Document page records
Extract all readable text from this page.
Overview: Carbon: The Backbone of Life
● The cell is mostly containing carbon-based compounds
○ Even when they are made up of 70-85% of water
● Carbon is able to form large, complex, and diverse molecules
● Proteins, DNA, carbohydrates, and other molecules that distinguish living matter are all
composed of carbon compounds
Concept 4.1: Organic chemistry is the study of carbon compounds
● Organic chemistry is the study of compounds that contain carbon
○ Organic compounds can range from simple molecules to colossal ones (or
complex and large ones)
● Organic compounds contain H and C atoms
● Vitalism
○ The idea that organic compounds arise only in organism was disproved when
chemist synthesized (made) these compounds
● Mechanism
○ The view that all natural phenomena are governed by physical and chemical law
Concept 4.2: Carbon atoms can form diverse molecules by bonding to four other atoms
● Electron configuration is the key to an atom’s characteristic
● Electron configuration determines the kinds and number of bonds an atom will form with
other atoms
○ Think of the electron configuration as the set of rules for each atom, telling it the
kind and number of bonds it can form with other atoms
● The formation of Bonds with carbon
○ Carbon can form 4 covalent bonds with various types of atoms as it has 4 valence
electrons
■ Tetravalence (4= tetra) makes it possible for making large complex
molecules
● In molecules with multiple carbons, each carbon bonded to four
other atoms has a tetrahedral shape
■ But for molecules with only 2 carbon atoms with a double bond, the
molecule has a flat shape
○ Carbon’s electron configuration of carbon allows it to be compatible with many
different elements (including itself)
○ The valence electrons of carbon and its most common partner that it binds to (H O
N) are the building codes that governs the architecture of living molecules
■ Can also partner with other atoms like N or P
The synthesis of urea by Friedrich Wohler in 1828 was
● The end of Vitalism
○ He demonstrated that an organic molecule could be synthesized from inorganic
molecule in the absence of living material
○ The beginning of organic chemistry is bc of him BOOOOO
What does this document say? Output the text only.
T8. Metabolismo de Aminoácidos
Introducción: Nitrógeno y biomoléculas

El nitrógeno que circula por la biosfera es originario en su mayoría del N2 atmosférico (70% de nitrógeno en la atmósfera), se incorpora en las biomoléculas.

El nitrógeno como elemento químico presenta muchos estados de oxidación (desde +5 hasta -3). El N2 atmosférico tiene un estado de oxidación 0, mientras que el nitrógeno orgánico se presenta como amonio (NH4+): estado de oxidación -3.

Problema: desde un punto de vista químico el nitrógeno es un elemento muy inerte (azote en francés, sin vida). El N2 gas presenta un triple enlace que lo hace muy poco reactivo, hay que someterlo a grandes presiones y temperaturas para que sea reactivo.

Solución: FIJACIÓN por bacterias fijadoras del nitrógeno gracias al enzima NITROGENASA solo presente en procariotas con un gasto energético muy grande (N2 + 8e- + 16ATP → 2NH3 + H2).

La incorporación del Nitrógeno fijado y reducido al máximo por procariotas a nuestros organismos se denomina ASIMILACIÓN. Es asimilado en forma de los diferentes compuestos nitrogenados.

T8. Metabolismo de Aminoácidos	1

**TASK DETAILS:** Nothing but the lines from the line containing "What does this" through the final line of the entries should appear in your answer, copied exactly.

**EXPECTED OUTPUT:**
What does this document say? Output the text only.
T8. Metabolismo de Aminoácidos
Introducción: Nitrógeno y biomoléculas

El nitrógeno que circula por la biosfera es originario en su mayoría del N2 atmosférico (70% de nitrógeno en la atmósfera), se incorpora en las biomoléculas.

El nitrógeno como elemento químico presenta muchos estados de oxidación (desde +5 hasta -3). El N2 atmosférico tiene un estado de oxidación 0, mientras que el nitrógeno orgánico se presenta como amonio (NH4+): estado de oxidación -3.

Problema: desde un punto de vista químico el nitrógeno es un elemento muy inerte (azote en francés, sin vida). El N2 gas presenta un triple enlace que lo hace muy poco reactivo, hay que someterlo a grandes presiones y temperaturas para que sea reactivo.

Solución: FIJACIÓN por bacterias fijadoras del nitrógeno gracias al enzima NITROGENASA solo presente en procariotas con un gasto energético muy grande (N2 + 8e- + 16ATP → 2NH3 + H2).

La incorporación del Nitrógeno fijado y reducido al máximo por procariotas a nuestros organismos se denomina ASIMILACIÓN. Es asimilado en forma de los diferentes compuestos nitrogenados.

T8. Metabolismo de Aminoácidos	1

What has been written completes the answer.